--- Start of Source extract ---

Monday, September 16th, 2019

New Tri Star facility officially dedicated

By William Kincaid
Photo by Leslie Gartrell/The Daily Standard

Tri Star Career Compact Director Tim Buschur speaks to guests on Sunday during a dedication ceremony of the Tri Star 2.0 facility on State Route 703 that opened its doors to students last month.

CELINA - A sense of awe, promise and gratitude abounded among attendees who gathered Sunday afternoon for the dedication of the new Tri Star 2.0, a $25 million, 101,170-square-foot, two-story complex on State Route 703 that opened its doors to students last month.
Business leaders, elected officials, educators and other community stakeholders toured the state-of-the-art facility. They also heard impassioned speeches that touched upon Tri Star's past and future as a shaper not only of tradesmen and tradeswoman but the community at large.
Director Tim Buschur applauded the efforts of former officials who laid the foundation for Tri Star in 1983 and those daring visionaries of today whose collective efforts led to the construction of a complex that consolidates the compact's 15 career programs under one roof with 19 classrooms and laboratories.
The normally jocular Buschur at one point struggled to hold back tears while reading Tri Star students' comments about the new massive career technical training center that resembles a corporate headquarters more so than a school building. He relayed comments that the facility looks professional, like a college, and that students feel like adults there.
Fanning-Howey Associates Executive Director Steve Wilczynski said designing Tri Star 2.0 was not a typical project for his firm.
"Tim said to us, 'If you design a building that looks like a regular school, you're fired. So, message delivered. We're still here," Wilczynski quipped.

--- End of Source extract ---

## Set problem 1
Answer these questions using the dedication article.
(a) What did Tri Star 2.0 cost?
(b) In what year was the foundation for Tri Star laid?
(c) How many career programs does the new complex bring under one roof?
## Set problem 2
Reproduce the passage of the dedication article starting at "The normally jocular" and ending at "for his firm.", swapping "jocular" for "good-humored".

--- Start of Dataset entries ---

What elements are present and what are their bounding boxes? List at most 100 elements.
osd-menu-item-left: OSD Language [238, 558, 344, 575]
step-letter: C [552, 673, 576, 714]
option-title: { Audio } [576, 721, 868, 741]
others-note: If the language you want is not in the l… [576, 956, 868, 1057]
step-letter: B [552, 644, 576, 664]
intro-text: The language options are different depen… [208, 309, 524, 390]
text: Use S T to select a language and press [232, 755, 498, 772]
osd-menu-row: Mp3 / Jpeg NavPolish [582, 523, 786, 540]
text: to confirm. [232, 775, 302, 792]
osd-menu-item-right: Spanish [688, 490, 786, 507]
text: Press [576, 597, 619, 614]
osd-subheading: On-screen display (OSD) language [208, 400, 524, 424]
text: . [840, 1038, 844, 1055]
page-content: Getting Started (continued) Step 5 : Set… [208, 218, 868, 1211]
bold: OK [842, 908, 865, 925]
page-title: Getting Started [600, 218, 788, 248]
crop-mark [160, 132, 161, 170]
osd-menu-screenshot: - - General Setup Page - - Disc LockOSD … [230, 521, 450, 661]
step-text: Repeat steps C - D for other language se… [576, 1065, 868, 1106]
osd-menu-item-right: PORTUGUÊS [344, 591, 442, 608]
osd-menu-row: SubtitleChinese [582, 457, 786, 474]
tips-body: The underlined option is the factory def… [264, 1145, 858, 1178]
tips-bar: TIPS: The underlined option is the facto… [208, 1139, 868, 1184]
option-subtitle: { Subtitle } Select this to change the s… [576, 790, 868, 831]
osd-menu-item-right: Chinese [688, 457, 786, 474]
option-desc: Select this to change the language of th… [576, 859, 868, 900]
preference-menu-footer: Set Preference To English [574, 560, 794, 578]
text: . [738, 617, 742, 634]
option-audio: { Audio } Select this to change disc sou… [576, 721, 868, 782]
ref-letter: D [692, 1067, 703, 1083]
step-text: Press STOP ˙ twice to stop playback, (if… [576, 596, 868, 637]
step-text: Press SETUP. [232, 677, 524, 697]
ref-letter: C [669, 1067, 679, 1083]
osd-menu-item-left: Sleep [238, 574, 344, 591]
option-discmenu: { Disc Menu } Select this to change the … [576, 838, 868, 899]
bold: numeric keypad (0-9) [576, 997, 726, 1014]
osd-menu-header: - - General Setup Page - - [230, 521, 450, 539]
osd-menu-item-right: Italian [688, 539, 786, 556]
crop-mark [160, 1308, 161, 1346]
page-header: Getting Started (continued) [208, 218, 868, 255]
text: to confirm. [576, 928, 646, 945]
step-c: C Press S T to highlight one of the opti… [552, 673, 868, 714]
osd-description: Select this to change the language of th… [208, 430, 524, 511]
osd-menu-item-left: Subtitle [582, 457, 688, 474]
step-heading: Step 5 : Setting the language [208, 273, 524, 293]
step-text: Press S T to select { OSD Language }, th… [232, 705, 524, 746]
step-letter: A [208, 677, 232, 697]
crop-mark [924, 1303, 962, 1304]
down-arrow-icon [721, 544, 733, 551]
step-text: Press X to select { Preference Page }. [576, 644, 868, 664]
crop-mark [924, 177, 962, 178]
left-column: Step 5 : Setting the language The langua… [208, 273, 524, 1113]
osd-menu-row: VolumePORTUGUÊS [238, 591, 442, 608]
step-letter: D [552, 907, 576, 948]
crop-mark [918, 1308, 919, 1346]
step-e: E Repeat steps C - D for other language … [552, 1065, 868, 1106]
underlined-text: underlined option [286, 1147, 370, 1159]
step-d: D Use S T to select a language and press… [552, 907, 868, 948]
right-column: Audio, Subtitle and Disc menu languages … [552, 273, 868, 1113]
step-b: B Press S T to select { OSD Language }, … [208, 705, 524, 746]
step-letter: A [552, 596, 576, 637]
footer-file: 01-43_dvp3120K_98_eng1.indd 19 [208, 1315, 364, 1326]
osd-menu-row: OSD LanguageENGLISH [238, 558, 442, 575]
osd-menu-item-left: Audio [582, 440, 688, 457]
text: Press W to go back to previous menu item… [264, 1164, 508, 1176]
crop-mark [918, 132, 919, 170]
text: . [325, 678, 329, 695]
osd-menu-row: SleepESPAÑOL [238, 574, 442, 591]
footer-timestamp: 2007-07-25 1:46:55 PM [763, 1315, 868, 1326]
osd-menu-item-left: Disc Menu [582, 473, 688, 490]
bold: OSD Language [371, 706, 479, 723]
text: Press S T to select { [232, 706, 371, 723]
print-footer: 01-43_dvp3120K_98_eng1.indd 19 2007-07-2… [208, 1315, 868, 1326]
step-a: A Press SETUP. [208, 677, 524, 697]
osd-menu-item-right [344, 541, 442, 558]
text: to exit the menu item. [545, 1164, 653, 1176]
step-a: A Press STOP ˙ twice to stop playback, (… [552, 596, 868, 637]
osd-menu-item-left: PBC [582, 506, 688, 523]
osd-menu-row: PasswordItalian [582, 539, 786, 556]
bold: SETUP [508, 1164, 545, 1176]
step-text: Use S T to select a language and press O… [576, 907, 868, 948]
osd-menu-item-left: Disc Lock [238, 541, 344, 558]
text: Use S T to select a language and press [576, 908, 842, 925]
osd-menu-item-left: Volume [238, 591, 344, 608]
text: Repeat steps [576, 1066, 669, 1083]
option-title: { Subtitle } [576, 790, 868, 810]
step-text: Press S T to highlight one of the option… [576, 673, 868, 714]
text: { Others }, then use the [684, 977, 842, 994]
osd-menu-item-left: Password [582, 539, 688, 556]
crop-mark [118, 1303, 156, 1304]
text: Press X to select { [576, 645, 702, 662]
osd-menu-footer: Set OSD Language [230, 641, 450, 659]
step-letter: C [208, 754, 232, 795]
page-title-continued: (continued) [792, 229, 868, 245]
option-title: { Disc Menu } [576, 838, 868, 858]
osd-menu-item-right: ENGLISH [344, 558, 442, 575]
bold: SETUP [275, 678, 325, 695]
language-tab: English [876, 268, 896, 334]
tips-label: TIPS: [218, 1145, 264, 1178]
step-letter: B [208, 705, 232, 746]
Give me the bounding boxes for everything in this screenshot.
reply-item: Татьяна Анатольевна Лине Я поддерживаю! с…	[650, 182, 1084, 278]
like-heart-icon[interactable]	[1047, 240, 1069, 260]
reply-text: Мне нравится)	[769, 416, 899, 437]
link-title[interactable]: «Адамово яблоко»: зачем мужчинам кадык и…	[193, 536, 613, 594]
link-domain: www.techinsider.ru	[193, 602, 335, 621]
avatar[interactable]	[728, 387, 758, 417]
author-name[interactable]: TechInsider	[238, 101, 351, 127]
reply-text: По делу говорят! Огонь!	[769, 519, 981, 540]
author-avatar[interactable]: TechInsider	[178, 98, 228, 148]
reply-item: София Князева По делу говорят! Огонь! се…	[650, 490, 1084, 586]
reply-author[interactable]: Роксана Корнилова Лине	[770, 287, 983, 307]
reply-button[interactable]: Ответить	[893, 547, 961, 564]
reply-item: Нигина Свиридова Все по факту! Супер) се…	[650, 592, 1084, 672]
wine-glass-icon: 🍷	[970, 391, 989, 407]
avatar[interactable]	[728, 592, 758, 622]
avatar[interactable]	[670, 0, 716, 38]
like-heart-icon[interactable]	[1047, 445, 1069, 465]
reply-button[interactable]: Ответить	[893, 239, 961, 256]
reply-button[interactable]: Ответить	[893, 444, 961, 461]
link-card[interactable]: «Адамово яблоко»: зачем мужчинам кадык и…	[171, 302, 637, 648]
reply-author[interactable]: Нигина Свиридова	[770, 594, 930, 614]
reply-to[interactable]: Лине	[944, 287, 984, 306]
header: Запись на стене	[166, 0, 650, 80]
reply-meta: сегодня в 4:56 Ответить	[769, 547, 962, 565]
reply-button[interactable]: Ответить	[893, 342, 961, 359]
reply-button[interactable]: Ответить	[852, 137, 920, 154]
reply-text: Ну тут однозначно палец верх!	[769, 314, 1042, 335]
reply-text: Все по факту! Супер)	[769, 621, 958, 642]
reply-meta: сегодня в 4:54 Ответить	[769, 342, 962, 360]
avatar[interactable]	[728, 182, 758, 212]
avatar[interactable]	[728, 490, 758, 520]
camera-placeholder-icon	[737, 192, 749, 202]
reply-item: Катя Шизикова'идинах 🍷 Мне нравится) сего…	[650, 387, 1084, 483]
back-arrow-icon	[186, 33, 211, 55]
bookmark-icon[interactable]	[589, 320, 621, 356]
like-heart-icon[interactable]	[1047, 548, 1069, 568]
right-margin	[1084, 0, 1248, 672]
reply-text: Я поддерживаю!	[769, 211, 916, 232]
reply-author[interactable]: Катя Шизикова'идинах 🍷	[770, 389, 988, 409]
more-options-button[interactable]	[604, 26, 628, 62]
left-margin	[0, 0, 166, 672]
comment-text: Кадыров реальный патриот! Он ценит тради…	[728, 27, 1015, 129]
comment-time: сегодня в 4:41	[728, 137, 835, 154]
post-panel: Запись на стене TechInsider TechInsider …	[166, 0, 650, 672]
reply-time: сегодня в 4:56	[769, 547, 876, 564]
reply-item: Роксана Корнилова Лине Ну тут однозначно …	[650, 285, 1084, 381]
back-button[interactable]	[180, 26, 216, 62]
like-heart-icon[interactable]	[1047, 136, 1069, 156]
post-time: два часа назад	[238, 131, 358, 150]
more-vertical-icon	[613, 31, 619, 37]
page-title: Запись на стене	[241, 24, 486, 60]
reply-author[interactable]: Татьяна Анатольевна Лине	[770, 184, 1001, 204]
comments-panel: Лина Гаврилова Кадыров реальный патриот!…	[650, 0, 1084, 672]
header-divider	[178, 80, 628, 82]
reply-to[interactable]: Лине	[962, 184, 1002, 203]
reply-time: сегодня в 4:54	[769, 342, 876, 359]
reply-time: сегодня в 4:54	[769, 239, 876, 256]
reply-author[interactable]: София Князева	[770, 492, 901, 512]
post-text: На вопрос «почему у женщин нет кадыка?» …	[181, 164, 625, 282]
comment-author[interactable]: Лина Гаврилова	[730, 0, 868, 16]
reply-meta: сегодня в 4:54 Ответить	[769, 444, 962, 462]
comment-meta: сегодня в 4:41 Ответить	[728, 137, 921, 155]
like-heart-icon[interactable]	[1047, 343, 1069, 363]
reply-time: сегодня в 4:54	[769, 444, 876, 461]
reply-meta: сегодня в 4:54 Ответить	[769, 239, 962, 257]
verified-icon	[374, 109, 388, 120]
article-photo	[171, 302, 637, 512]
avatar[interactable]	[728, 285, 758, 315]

--- End of Dataset entries ---

## Complete answer 1
(a) $25 million
(b) 1983
(c) 15

## Complete answer 2
The normally good-humored Buschur at one point struggled to hold back tears while reading Tri Star students' comments about the new massive career technical training center that resembles a corporate headquarters more so than a school building. He relayed comments that the facility looks professional, like a college, and that students feel like adults there.
Fanning-Howey Associates Executive Director Steve Wilczynski said designing Tri Star 2.0 was not a typical project for his firm.